## WRITTEN REQUEST
Check each line of the records below for the string "this", then state how many lines contain it, with no other output.

## RECORDS TO PROCESS
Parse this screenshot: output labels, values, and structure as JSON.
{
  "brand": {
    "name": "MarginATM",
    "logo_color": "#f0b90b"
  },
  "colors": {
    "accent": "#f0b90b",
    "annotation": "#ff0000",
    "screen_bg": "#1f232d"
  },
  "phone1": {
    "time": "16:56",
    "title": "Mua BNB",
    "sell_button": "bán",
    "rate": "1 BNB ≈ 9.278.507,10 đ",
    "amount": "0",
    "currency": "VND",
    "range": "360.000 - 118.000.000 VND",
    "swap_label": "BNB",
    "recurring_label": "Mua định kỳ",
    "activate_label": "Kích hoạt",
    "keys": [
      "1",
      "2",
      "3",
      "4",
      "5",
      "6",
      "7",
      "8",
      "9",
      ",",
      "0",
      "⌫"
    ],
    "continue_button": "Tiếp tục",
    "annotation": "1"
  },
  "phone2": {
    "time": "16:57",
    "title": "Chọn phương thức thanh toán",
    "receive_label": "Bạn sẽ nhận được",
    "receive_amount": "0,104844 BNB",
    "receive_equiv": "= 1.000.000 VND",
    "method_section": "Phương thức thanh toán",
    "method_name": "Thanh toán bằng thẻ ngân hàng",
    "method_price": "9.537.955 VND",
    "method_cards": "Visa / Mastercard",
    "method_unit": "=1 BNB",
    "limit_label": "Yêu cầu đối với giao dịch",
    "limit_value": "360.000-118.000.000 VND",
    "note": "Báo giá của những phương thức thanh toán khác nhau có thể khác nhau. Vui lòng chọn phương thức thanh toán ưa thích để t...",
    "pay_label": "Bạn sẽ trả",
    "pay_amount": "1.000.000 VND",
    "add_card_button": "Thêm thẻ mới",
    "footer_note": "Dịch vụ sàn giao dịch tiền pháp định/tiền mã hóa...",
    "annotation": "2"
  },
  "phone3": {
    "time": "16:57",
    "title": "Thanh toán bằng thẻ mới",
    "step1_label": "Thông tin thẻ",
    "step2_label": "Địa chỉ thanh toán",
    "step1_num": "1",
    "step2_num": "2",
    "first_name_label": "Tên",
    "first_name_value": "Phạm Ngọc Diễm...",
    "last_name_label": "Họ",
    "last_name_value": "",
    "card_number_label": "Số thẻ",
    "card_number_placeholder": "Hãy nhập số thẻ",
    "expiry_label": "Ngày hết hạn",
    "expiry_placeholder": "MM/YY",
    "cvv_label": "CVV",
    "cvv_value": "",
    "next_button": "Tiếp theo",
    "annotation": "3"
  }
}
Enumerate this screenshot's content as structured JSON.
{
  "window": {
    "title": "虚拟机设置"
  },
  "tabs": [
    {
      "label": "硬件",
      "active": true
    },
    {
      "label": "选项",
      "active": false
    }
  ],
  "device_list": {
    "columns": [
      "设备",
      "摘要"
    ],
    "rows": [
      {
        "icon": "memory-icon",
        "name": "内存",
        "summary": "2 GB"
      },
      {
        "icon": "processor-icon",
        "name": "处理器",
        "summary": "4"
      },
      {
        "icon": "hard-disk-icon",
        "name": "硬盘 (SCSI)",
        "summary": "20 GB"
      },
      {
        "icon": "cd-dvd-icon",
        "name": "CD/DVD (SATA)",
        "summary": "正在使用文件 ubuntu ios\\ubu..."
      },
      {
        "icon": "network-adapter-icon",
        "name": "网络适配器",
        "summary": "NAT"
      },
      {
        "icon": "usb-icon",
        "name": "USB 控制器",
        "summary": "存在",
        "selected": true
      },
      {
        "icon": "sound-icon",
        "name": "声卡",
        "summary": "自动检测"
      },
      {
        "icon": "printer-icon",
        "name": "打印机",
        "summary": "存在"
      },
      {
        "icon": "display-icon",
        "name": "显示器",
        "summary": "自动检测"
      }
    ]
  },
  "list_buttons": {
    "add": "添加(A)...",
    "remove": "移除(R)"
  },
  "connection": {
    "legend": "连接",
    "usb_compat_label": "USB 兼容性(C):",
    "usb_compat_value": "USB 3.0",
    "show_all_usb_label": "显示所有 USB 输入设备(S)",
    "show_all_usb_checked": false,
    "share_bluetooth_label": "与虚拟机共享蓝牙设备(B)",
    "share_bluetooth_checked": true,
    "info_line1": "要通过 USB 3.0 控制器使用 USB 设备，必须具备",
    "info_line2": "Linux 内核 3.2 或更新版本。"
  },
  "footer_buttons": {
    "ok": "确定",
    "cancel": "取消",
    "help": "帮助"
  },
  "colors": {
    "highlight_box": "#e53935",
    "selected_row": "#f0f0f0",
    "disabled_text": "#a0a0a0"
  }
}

## SOLUTION
2